━━━━━ Dataset records
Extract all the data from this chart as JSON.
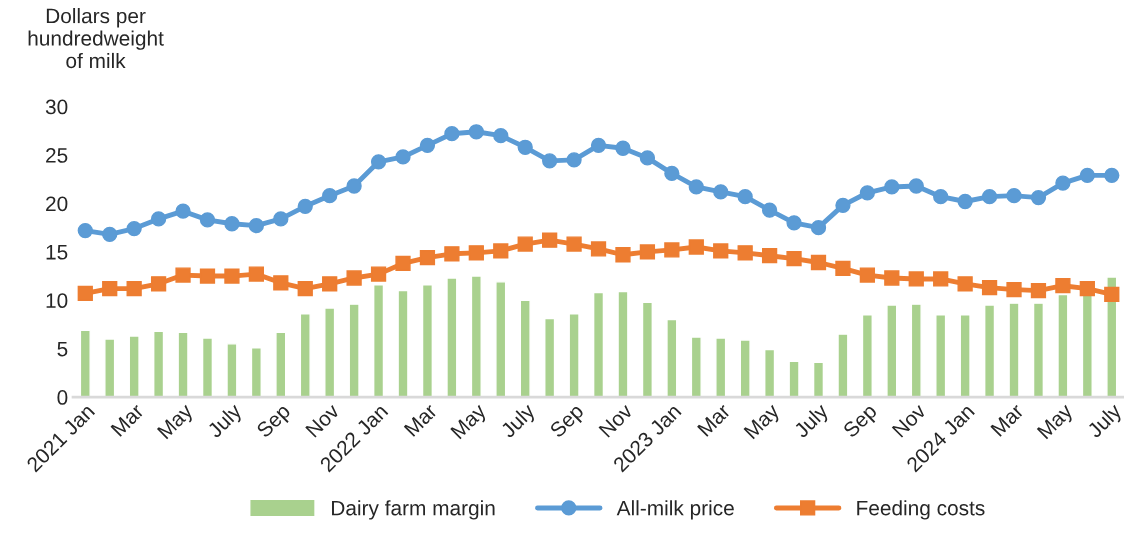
{
  "chart_data": {
    "type": "bar",
    "ylabel": "Dollars per\nhundredweight\nof milk",
    "categories": [
      "2021 Jan",
      null,
      "Mar",
      null,
      "May",
      null,
      "July",
      null,
      "Sep",
      null,
      "Nov",
      null,
      "2022 Jan",
      null,
      "Mar",
      null,
      "May",
      null,
      "July",
      null,
      "Sep",
      null,
      "Nov",
      null,
      "2023 Jan",
      null,
      "Mar",
      null,
      "May",
      null,
      "July",
      null,
      "Sep",
      null,
      "Nov",
      null,
      "2024 Jan",
      null,
      "Mar",
      null,
      "May",
      null,
      "July"
    ],
    "series": [
      {
        "name": "Dairy farm margin",
        "color": "#a9d18e",
        "values": [
          6.9,
          6.0,
          6.3,
          6.8,
          6.7,
          6.1,
          5.5,
          5.1,
          6.7,
          8.6,
          9.2,
          9.6,
          11.6,
          11.0,
          11.6,
          12.3,
          12.5,
          11.9,
          10.0,
          8.1,
          8.6,
          10.8,
          10.9,
          9.8,
          8.0,
          6.2,
          6.1,
          5.9,
          4.9,
          3.7,
          3.6,
          6.5,
          8.5,
          9.5,
          9.6,
          8.5,
          8.5,
          9.5,
          9.7,
          9.7,
          10.6,
          10.8,
          12.4
        ]
      },
      {
        "name": "All-milk price",
        "type": "line",
        "marker": "circle",
        "color": "#5b9bd5",
        "values": [
          17.2,
          16.8,
          17.4,
          18.4,
          19.2,
          18.3,
          17.9,
          17.7,
          18.4,
          19.7,
          20.8,
          21.8,
          24.3,
          24.8,
          26.0,
          27.2,
          27.4,
          27.0,
          25.8,
          24.4,
          24.5,
          26.0,
          25.7,
          24.7,
          23.1,
          21.7,
          21.2,
          20.7,
          19.3,
          18.0,
          17.5,
          19.8,
          21.1,
          21.7,
          21.8,
          20.7,
          20.2,
          20.7,
          20.8,
          20.6,
          22.1,
          22.9,
          22.9
        ]
      },
      {
        "name": "Feeding costs",
        "type": "line",
        "marker": "square",
        "color": "#ed7d31",
        "values": [
          10.7,
          11.2,
          11.2,
          11.7,
          12.6,
          12.5,
          12.5,
          12.7,
          11.8,
          11.2,
          11.7,
          12.3,
          12.7,
          13.8,
          14.4,
          14.8,
          14.9,
          15.1,
          15.8,
          16.2,
          15.8,
          15.3,
          14.7,
          15.0,
          15.2,
          15.5,
          15.1,
          14.9,
          14.6,
          14.3,
          13.9,
          13.3,
          12.6,
          12.3,
          12.2,
          12.2,
          11.7,
          11.3,
          11.1,
          11.0,
          11.5,
          11.2,
          10.6
        ]
      }
    ],
    "ylim": [
      0,
      30
    ],
    "yticks": [
      0,
      5,
      10,
      15,
      20,
      25,
      30
    ],
    "legend": "bottom",
    "grid": false
  }
}
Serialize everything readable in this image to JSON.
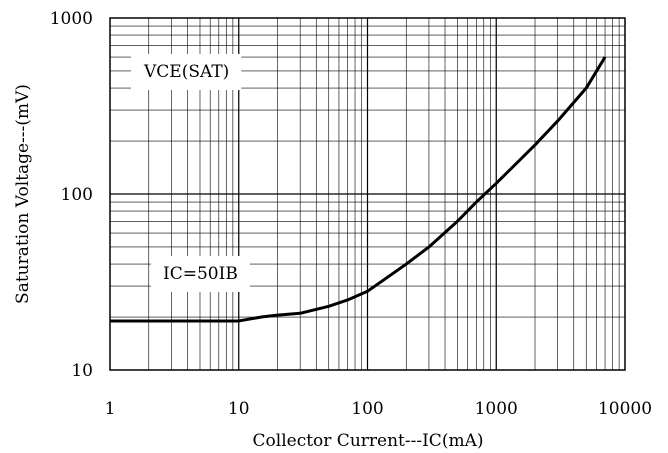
{
  "chart_data": {
    "type": "line",
    "xscale": "log",
    "yscale": "log",
    "xlim": [
      1,
      10000
    ],
    "ylim": [
      10,
      1000
    ],
    "xlabel": "Collector Current---IC(mA)",
    "ylabel": "Saturation Voltage---(mV)",
    "x_ticks": [
      "1",
      "10",
      "100",
      "1000",
      "10000"
    ],
    "y_ticks": [
      "10",
      "100",
      "1000"
    ],
    "grid": true,
    "annotations": [
      "VCE(SAT)",
      "IC=50IB"
    ],
    "series": [
      {
        "x": [
          1,
          2,
          5,
          10,
          15,
          20,
          30,
          50,
          70,
          100,
          200,
          300,
          500,
          700,
          1000,
          2000,
          3000,
          5000,
          7000
        ],
        "y": [
          19,
          19,
          19,
          19,
          20,
          20.5,
          21,
          23,
          25,
          28,
          40,
          50,
          70,
          90,
          115,
          190,
          260,
          400,
          600
        ]
      }
    ]
  }
}
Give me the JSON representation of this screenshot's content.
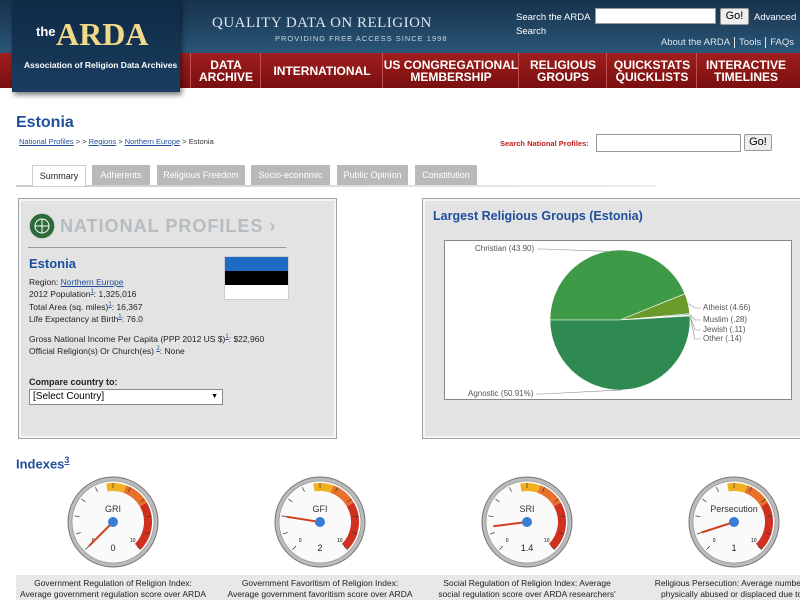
{
  "header": {
    "logo_small": "the",
    "logo_name": "ARDA",
    "logo_subtitle": "Association of Religion Data Archives",
    "tagline": "QUALITY DATA ON RELIGION",
    "subtagline": "PROVIDING FREE ACCESS SINCE 1998",
    "search_label": "Search the ARDA",
    "search_button": "Go!",
    "advanced_link": [
      "Advanced",
      "Search"
    ],
    "top_links": [
      "About the ARDA",
      "Tools",
      "FAQs"
    ]
  },
  "nav": [
    {
      "lines": [
        "DATA",
        "ARCHIVE"
      ]
    },
    {
      "lines": [
        "INTERNATIONAL"
      ]
    },
    {
      "lines": [
        "US CONGREGATIONAL",
        "MEMBERSHIP"
      ]
    },
    {
      "lines": [
        "RELIGIOUS",
        "GROUPS"
      ]
    },
    {
      "lines": [
        "QUICKSTATS",
        "QUICKLISTS"
      ]
    },
    {
      "lines": [
        "INTERACTIVE",
        "TIMELINES"
      ]
    }
  ],
  "page": {
    "title": "Estonia",
    "breadcrumb": [
      "National Profiles",
      " > > ",
      "Regions",
      " > ",
      "Northern Europe",
      " > Estonia"
    ],
    "search_label": "Search National Profiles:",
    "search_button": "Go!",
    "tabs": [
      "Summary",
      "Adherents",
      "Religious Freedom",
      "Socio-economic",
      "Public Opinion",
      "Constitution"
    ]
  },
  "profile": {
    "banner": "NATIONAL PROFILES ›",
    "country": "Estonia",
    "region_label": "Region: ",
    "region": "Northern Europe",
    "facts": [
      {
        "label": "2012 Population",
        "note": "1",
        "value": ": 1,325,016"
      },
      {
        "label": "Total Area (sq. miles)",
        "note": "1",
        "value": ": 16,367"
      },
      {
        "label": "Life Expectancy at Birth",
        "note": "1",
        "value": ": 76.0"
      },
      {
        "label": "Gross National Income Per Capita (PPP 2012 US $)",
        "note": "1",
        "value": ": $22,960"
      },
      {
        "label": "Official Religion(s) Or Church(es) ",
        "note": "2",
        "value": ": None"
      }
    ],
    "compare_label": "Compare country to:",
    "compare_select": "[Select Country]"
  },
  "religion_chart": {
    "type": "pie",
    "title": "Largest Religious Groups (Estonia)",
    "slices": [
      {
        "label": "Christian (43.90)",
        "value": 43.9,
        "color": "#3f9a48"
      },
      {
        "label": "Atheist (4.66)",
        "value": 4.66,
        "color": "#6a9a2a"
      },
      {
        "label": "Muslim (.28)",
        "value": 0.28,
        "color": "#4f8f6a"
      },
      {
        "label": "Jewish (.11)",
        "value": 0.11,
        "color": "#3a6f8f"
      },
      {
        "label": "Other (.14)",
        "value": 0.14,
        "color": "#7a7a7a"
      },
      {
        "label": "Agnostic (50.91%)",
        "value": 50.91,
        "color": "#2f8a52"
      }
    ]
  },
  "indexes": {
    "title": "Indexes",
    "note": "3",
    "scale": {
      "min": 0,
      "max": 10
    },
    "gauges": [
      {
        "name": "GRI",
        "value": 0,
        "caption": [
          "Government Regulation of Religion Index:",
          "Average government regulation score over ARDA"
        ]
      },
      {
        "name": "GFI",
        "value": 2,
        "caption": [
          "Government Favoritism of Religion Index:",
          "Average government favoritism score over ARDA"
        ]
      },
      {
        "name": "SRI",
        "value": 1.4,
        "caption": [
          "Social Regulation of Religion Index: Average",
          "social regulation score over ARDA researchers'"
        ]
      },
      {
        "name": "Persecution",
        "value": 1,
        "caption": [
          "Religious Persecution: Average number of",
          "physically abused or displaced due to t"
        ]
      }
    ]
  }
}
━━━━━━━━━━
Required task: Take every line from the data that contains the word "ARDA".

Exercise response:
    "logo_name": "ARDA",
    "search_label": "Search the ARDA",
      "About the ARDA",
          "Average government regulation score over ARDA"
          "Average government favoritism score over ARDA"
          "social regulation score over ARDA researchers'"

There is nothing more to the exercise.